• _RECORDS SHOWN_
>> start
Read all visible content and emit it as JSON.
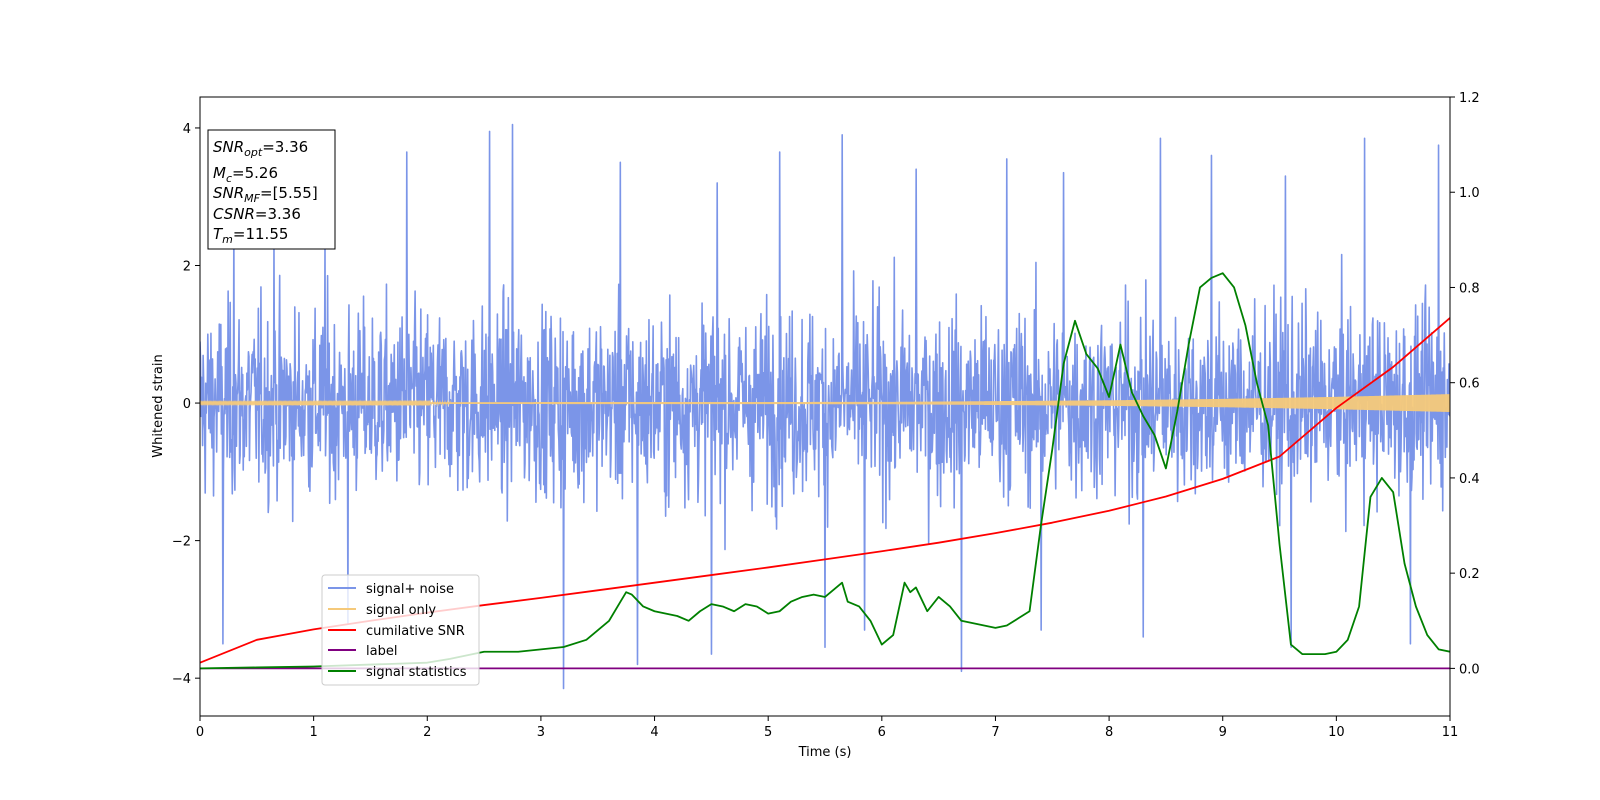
{
  "chart_data": {
    "type": "line",
    "xlabel": "Time (s)",
    "ylabel_left": "Whitened strain",
    "ylabel_right": "",
    "xlim": [
      0,
      11
    ],
    "ylim_left": [
      -4.55,
      4.45
    ],
    "ylim_right": [
      -0.1,
      1.2
    ],
    "xticks": [
      0,
      1,
      2,
      3,
      4,
      5,
      6,
      7,
      8,
      9,
      10,
      11
    ],
    "yticks_left": [
      -4,
      -2,
      0,
      2,
      4
    ],
    "yticks_left_labels": [
      "−4",
      "−2",
      "0",
      "2",
      "4"
    ],
    "yticks_right": [
      0.0,
      0.2,
      0.4,
      0.6,
      0.8,
      1.0,
      1.2
    ],
    "yticks_right_labels": [
      "0.0",
      "0.2",
      "0.4",
      "0.6",
      "0.8",
      "1.0",
      "1.2"
    ],
    "grid": false,
    "legend_position": "lower-left",
    "stats_box": {
      "snr_opt": {
        "base": "SNR",
        "sub": "opt",
        "value": "=3.36"
      },
      "mc": {
        "base": "M",
        "sub": "c",
        "value": "=5.26"
      },
      "snr_mf": {
        "base": "SNR",
        "sub": "MF",
        "value": "=[5.55]"
      },
      "csnr": {
        "base": "CSNR",
        "sub": "",
        "value": "=3.36"
      },
      "tm": {
        "base": "T",
        "sub": "m",
        "value": "=11.55"
      }
    },
    "series": [
      {
        "name": "signal+ noise",
        "color": "#7b95e8",
        "axis": "left",
        "description_kind": "noise band",
        "envelope_typical": [
          -1.9,
          2.0
        ],
        "spike_max": [
          [
            0.3,
            2.6
          ],
          [
            0.65,
            2.35
          ],
          [
            1.1,
            2.35
          ],
          [
            1.82,
            3.65
          ],
          [
            2.55,
            3.95
          ],
          [
            2.75,
            4.05
          ],
          [
            3.7,
            3.5
          ],
          [
            4.55,
            3.2
          ],
          [
            5.1,
            3.65
          ],
          [
            5.65,
            3.9
          ],
          [
            6.3,
            3.4
          ],
          [
            7.1,
            3.55
          ],
          [
            7.6,
            3.35
          ],
          [
            8.45,
            3.85
          ],
          [
            8.9,
            3.6
          ],
          [
            9.55,
            3.3
          ],
          [
            10.25,
            3.85
          ],
          [
            10.9,
            3.75
          ]
        ],
        "spike_min": [
          [
            0.2,
            -3.5
          ],
          [
            1.3,
            -3.2
          ],
          [
            3.2,
            -4.15
          ],
          [
            3.85,
            -3.8
          ],
          [
            4.5,
            -3.65
          ],
          [
            5.5,
            -3.55
          ],
          [
            5.85,
            -3.3
          ],
          [
            6.7,
            -3.9
          ],
          [
            7.4,
            -3.3
          ],
          [
            8.3,
            -3.4
          ],
          [
            9.6,
            -3.55
          ],
          [
            10.65,
            -3.5
          ]
        ]
      },
      {
        "name": "signal only",
        "color": "#f5c97a",
        "axis": "left",
        "amplitude_envelope": {
          "x": [
            0,
            6.0,
            8.0,
            9.0,
            10.0,
            11.0
          ],
          "y": [
            0.01,
            0.015,
            0.04,
            0.06,
            0.09,
            0.13
          ]
        }
      },
      {
        "name": "cumilative SNR",
        "color": "#ff0000",
        "axis": "right",
        "x": [
          0,
          0.5,
          1,
          1.5,
          2,
          2.5,
          3,
          3.5,
          4,
          4.5,
          5,
          5.5,
          6,
          6.5,
          7,
          7.5,
          8,
          8.5,
          9,
          9.5,
          10,
          10.5,
          11
        ],
        "y": [
          0.012,
          0.06,
          0.082,
          0.1,
          0.117,
          0.133,
          0.148,
          0.164,
          0.18,
          0.196,
          0.212,
          0.229,
          0.246,
          0.264,
          0.284,
          0.306,
          0.331,
          0.361,
          0.398,
          0.445,
          0.547,
          0.633,
          0.736
        ]
      },
      {
        "name": "label",
        "color": "#800080",
        "axis": "right",
        "x": [
          0,
          11
        ],
        "y": [
          0.0,
          0.0
        ]
      },
      {
        "name": "signal statistics",
        "color": "#008000",
        "axis": "right",
        "x": [
          0,
          0.5,
          1,
          1.5,
          2,
          2.2,
          2.5,
          2.8,
          3.0,
          3.2,
          3.4,
          3.5,
          3.6,
          3.7,
          3.75,
          3.8,
          3.9,
          4.0,
          4.1,
          4.2,
          4.3,
          4.4,
          4.5,
          4.6,
          4.7,
          4.8,
          4.9,
          5.0,
          5.1,
          5.2,
          5.3,
          5.4,
          5.5,
          5.6,
          5.65,
          5.7,
          5.8,
          5.9,
          6.0,
          6.1,
          6.2,
          6.25,
          6.3,
          6.4,
          6.5,
          6.6,
          6.7,
          6.8,
          6.9,
          7.0,
          7.1,
          7.2,
          7.3,
          7.4,
          7.5,
          7.6,
          7.7,
          7.8,
          7.9,
          8.0,
          8.1,
          8.2,
          8.3,
          8.4,
          8.5,
          8.6,
          8.7,
          8.8,
          8.9,
          9.0,
          9.1,
          9.2,
          9.3,
          9.4,
          9.5,
          9.6,
          9.7,
          9.8,
          9.9,
          10.0,
          10.1,
          10.2,
          10.3,
          10.4,
          10.5,
          10.6,
          10.7,
          10.8,
          10.9,
          11.0
        ],
        "y": [
          0.0,
          0.002,
          0.004,
          0.008,
          0.012,
          0.02,
          0.035,
          0.035,
          0.04,
          0.045,
          0.06,
          0.08,
          0.1,
          0.14,
          0.16,
          0.155,
          0.13,
          0.12,
          0.115,
          0.11,
          0.1,
          0.12,
          0.135,
          0.13,
          0.12,
          0.135,
          0.13,
          0.115,
          0.12,
          0.14,
          0.15,
          0.155,
          0.15,
          0.17,
          0.18,
          0.14,
          0.13,
          0.1,
          0.05,
          0.07,
          0.18,
          0.16,
          0.17,
          0.12,
          0.15,
          0.13,
          0.1,
          0.095,
          0.09,
          0.085,
          0.09,
          0.105,
          0.12,
          0.3,
          0.46,
          0.64,
          0.73,
          0.66,
          0.63,
          0.57,
          0.68,
          0.58,
          0.53,
          0.49,
          0.42,
          0.54,
          0.68,
          0.8,
          0.82,
          0.83,
          0.8,
          0.72,
          0.6,
          0.51,
          0.26,
          0.05,
          0.03,
          0.03,
          0.03,
          0.035,
          0.06,
          0.13,
          0.36,
          0.4,
          0.37,
          0.22,
          0.13,
          0.07,
          0.04,
          0.035
        ]
      }
    ]
  }
}
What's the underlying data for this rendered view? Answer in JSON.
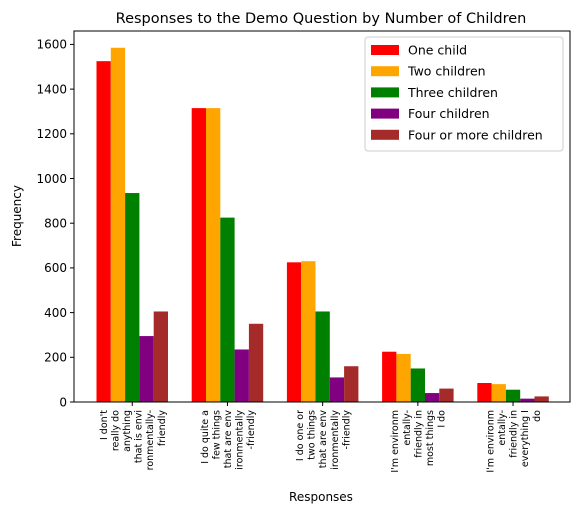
>> end
• _PROMPT_
Drop the pictures and reproduce the rest of the entries above exactly.

• _RESULT_
Read all visible content and emit it as JSON.
{
  "chart_data": {
    "type": "line",
    "xlabel": "Time (s)",
    "ylabel_left": "Whitened strain",
    "ylabel_right": "",
    "xlim": [
      0,
      11
    ],
    "ylim_left": [
      -4.55,
      4.45
    ],
    "ylim_right": [
      -0.1,
      1.2
    ],
    "xticks": [
      0,
      1,
      2,
      3,
      4,
      5,
      6,
      7,
      8,
      9,
      10,
      11
    ],
    "yticks_left": [
      -4,
      -2,
      0,
      2,
      4
    ],
    "yticks_left_labels": [
      "−4",
      "−2",
      "0",
      "2",
      "4"
    ],
    "yticks_right": [
      0.0,
      0.2,
      0.4,
      0.6,
      0.8,
      1.0,
      1.2
    ],
    "yticks_right_labels": [
      "0.0",
      "0.2",
      "0.4",
      "0.6",
      "0.8",
      "1.0",
      "1.2"
    ],
    "grid": false,
    "legend_position": "lower-left",
    "stats_box": {
      "snr_opt": {
        "base": "SNR",
        "sub": "opt",
        "value": "=3.36"
      },
      "mc": {
        "base": "M",
        "sub": "c",
        "value": "=5.26"
      },
      "snr_mf": {
        "base": "SNR",
        "sub": "MF",
        "value": "=[5.55]"
      },
      "csnr": {
        "base": "CSNR",
        "sub": "",
        "value": "=3.36"
      },
      "tm": {
        "base": "T",
        "sub": "m",
        "value": "=11.55"
      }
    },
    "series": [
      {
        "name": "signal+ noise",
        "color": "#7b95e8",
        "axis": "left",
        "description_kind": "noise band",
        "envelope_typical": [
          -1.9,
          2.0
        ],
        "spike_max": [
          [
            0.3,
            2.6
          ],
          [
            0.65,
            2.35
          ],
          [
            1.1,
            2.35
          ],
          [
            1.82,
            3.65
          ],
          [
            2.55,
            3.95
          ],
          [
            2.75,
            4.05
          ],
          [
            3.7,
            3.5
          ],
          [
            4.55,
            3.2
          ],
          [
            5.1,
            3.65
          ],
          [
            5.65,
            3.9
          ],
          [
            6.3,
            3.4
          ],
          [
            7.1,
            3.55
          ],
          [
            7.6,
            3.35
          ],
          [
            8.45,
            3.85
          ],
          [
            8.9,
            3.6
          ],
          [
            9.55,
            3.3
          ],
          [
            10.25,
            3.85
          ],
          [
            10.9,
            3.75
          ]
        ],
        "spike_min": [
          [
            0.2,
            -3.5
          ],
          [
            1.3,
            -3.2
          ],
          [
            3.2,
            -4.15
          ],
          [
            3.85,
            -3.8
          ],
          [
            4.5,
            -3.65
          ],
          [
            5.5,
            -3.55
          ],
          [
            5.85,
            -3.3
          ],
          [
            6.7,
            -3.9
          ],
          [
            7.4,
            -3.3
          ],
          [
            8.3,
            -3.4
          ],
          [
            9.6,
            -3.55
          ],
          [
            10.65,
            -3.5
          ]
        ]
      },
      {
        "name": "signal only",
        "color": "#f5c97a",
        "axis": "left",
        "amplitude_envelope": {
          "x": [
            0,
            6.0,
            8.0,
            9.0,
            10.0,
            11.0
          ],
          "y": [
            0.01,
            0.015,
            0.04,
            0.06,
            0.09,
            0.13
          ]
        }
      },
      {
        "name": "cumilative SNR",
        "color": "#ff0000",
        "axis": "right",
        "x": [
          0,
          0.5,
          1,
          1.5,
          2,
          2.5,
          3,
          3.5,
          4,
          4.5,
          5,
          5.5,
          6,
          6.5,
          7,
          7.5,
          8,
          8.5,
          9,
          9.5,
          10,
          10.5,
          11
        ],
        "y": [
          0.012,
          0.06,
          0.082,
          0.1,
          0.117,
          0.133,
          0.148,
          0.164,
          0.18,
          0.196,
          0.212,
          0.229,
          0.246,
          0.264,
          0.284,
          0.306,
          0.331,
          0.361,
          0.398,
          0.445,
          0.547,
          0.633,
          0.736
        ]
      },
      {
        "name": "label",
        "color": "#800080",
        "axis": "right",
        "x": [
          0,
          11
        ],
        "y": [
          0.0,
          0.0
        ]
      },
      {
        "name": "signal statistics",
        "color": "#008000",
        "axis": "right",
        "x": [
          0,
          0.5,
          1,
          1.5,
          2,
          2.2,
          2.5,
          2.8,
          3.0,
          3.2,
          3.4,
          3.5,
          3.6,
          3.7,
          3.75,
          3.8,
          3.9,
          4.0,
          4.1,
          4.2,
          4.3,
          4.4,
          4.5,
          4.6,
          4.7,
          4.8,
          4.9,
          5.0,
          5.1,
          5.2,
          5.3,
          5.4,
          5.5,
          5.6,
          5.65,
          5.7,
          5.8,
          5.9,
          6.0,
          6.1,
          6.2,
          6.25,
          6.3,
          6.4,
          6.5,
          6.6,
          6.7,
          6.8,
          6.9,
          7.0,
          7.1,
          7.2,
          7.3,
          7.4,
          7.5,
          7.6,
          7.7,
          7.8,
          7.9,
          8.0,
          8.1,
          8.2,
          8.3,
          8.4,
          8.5,
          8.6,
          8.7,
          8.8,
          8.9,
          9.0,
          9.1,
          9.2,
          9.3,
          9.4,
          9.5,
          9.6,
          9.7,
          9.8,
          9.9,
          10.0,
          10.1,
          10.2,
          10.3,
          10.4,
          10.5,
          10.6,
          10.7,
          10.8,
          10.9,
          11.0
        ],
        "y": [
          0.0,
          0.002,
          0.004,
          0.008,
          0.012,
          0.02,
          0.035,
          0.035,
          0.04,
          0.045,
          0.06,
          0.08,
          0.1,
          0.14,
          0.16,
          0.155,
          0.13,
          0.12,
          0.115,
          0.11,
          0.1,
          0.12,
          0.135,
          0.13,
          0.12,
          0.135,
          0.13,
          0.115,
          0.12,
          0.14,
          0.15,
          0.155,
          0.15,
          0.17,
          0.18,
          0.14,
          0.13,
          0.1,
          0.05,
          0.07,
          0.18,
          0.16,
          0.17,
          0.12,
          0.15,
          0.13,
          0.1,
          0.095,
          0.09,
          0.085,
          0.09,
          0.105,
          0.12,
          0.3,
          0.46,
          0.64,
          0.73,
          0.66,
          0.63,
          0.57,
          0.68,
          0.58,
          0.53,
          0.49,
          0.42,
          0.54,
          0.68,
          0.8,
          0.82,
          0.83,
          0.8,
          0.72,
          0.6,
          0.51,
          0.26,
          0.05,
          0.03,
          0.03,
          0.03,
          0.035,
          0.06,
          0.13,
          0.36,
          0.4,
          0.37,
          0.22,
          0.13,
          0.07,
          0.04,
          0.035
        ]
      }
    ]
  }
}
What's the underlying data for this rendered view? Answer in JSON.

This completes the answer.